• Work to do
Extract all lines from the data beneath that include the word "name".

• The records
↓↓↓
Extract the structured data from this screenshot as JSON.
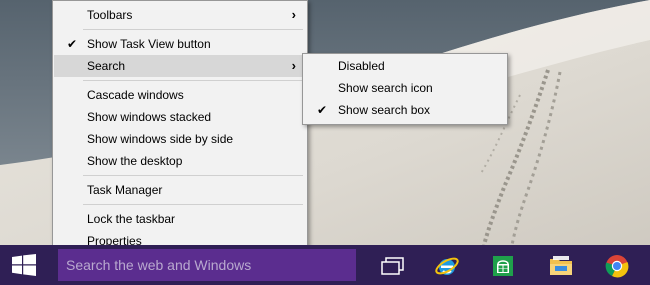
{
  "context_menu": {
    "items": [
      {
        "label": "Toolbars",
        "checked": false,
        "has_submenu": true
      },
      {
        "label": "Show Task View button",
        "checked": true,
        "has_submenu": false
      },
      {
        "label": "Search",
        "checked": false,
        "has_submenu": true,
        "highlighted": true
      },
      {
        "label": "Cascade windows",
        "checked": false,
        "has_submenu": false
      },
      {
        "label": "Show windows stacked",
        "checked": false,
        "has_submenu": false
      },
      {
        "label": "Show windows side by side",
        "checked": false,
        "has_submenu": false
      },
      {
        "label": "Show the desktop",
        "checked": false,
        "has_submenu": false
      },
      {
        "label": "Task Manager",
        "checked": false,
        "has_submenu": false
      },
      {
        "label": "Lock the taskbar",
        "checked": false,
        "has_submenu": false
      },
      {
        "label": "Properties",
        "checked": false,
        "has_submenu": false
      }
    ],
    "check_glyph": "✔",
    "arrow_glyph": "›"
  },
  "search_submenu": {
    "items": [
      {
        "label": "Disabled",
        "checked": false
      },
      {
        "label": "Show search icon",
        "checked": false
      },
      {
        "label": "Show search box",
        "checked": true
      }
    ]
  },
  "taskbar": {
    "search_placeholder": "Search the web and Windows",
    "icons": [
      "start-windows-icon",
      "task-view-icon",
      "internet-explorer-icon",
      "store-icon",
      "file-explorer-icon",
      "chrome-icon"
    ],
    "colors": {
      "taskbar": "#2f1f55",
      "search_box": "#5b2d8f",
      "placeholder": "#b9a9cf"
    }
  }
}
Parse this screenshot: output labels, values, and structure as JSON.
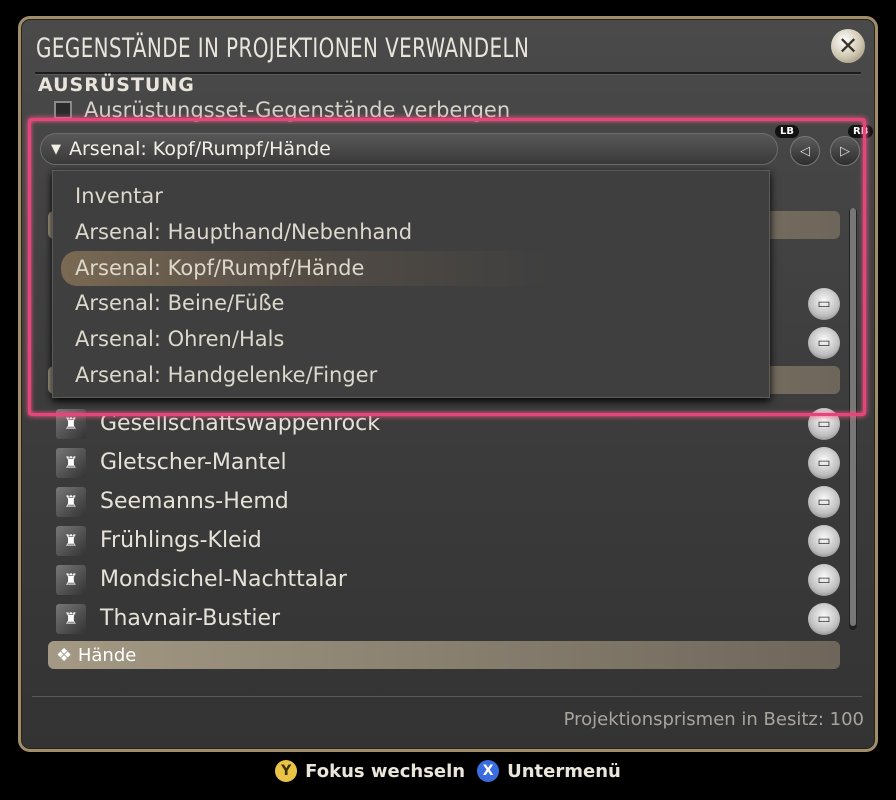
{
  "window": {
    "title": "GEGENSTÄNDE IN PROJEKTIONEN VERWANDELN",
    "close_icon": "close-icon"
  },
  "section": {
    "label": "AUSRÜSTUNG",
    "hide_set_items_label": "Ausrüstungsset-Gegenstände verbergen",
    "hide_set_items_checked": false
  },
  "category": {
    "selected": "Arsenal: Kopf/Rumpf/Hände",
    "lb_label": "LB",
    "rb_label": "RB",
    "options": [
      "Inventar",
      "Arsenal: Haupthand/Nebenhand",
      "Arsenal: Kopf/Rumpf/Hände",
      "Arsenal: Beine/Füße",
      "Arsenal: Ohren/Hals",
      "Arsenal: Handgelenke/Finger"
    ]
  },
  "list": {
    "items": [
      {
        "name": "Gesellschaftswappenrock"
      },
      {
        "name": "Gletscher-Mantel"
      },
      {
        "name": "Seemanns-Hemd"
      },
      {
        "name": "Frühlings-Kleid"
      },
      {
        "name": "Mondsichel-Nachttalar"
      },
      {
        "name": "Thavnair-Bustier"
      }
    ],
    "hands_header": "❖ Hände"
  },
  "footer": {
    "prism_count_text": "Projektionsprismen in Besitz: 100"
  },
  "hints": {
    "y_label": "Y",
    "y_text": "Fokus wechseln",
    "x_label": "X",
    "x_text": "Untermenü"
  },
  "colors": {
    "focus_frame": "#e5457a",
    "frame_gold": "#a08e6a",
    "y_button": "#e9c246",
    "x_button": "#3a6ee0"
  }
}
↑↑↑
↓↓↓
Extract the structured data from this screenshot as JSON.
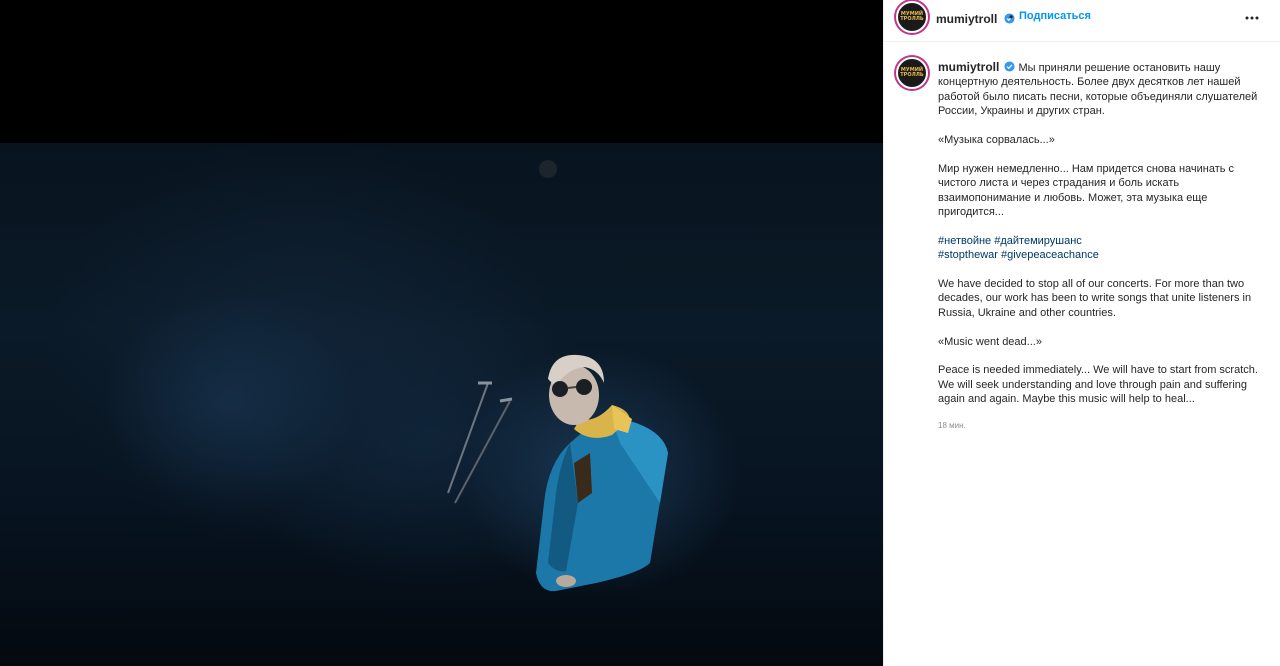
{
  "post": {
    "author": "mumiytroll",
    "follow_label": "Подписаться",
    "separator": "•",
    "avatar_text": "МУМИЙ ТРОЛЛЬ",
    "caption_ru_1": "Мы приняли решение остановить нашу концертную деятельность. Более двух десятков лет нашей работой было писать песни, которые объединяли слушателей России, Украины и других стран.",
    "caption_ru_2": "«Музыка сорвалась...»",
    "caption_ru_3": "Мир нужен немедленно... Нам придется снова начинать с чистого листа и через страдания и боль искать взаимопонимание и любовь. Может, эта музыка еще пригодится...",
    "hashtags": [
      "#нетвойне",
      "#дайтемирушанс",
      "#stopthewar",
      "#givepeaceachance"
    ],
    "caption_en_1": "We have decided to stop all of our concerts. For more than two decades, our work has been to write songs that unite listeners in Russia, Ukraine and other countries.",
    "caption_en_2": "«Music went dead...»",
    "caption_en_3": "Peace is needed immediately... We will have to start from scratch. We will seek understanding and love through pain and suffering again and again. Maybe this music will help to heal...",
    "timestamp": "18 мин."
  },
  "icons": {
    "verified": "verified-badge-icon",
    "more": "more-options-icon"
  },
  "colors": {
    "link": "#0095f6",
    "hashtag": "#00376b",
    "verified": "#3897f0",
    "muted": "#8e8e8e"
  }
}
↑↑↑
• Result below
        "name": "Gesellschaftswappenrock"
        "name": "Gletscher-Mantel"
        "name": "Seemanns-Hemd"
        "name": "Frühlings-Kleid"
        "name": "Mondsichel-Nachttalar"
        "name": "Thavnair-Bustier"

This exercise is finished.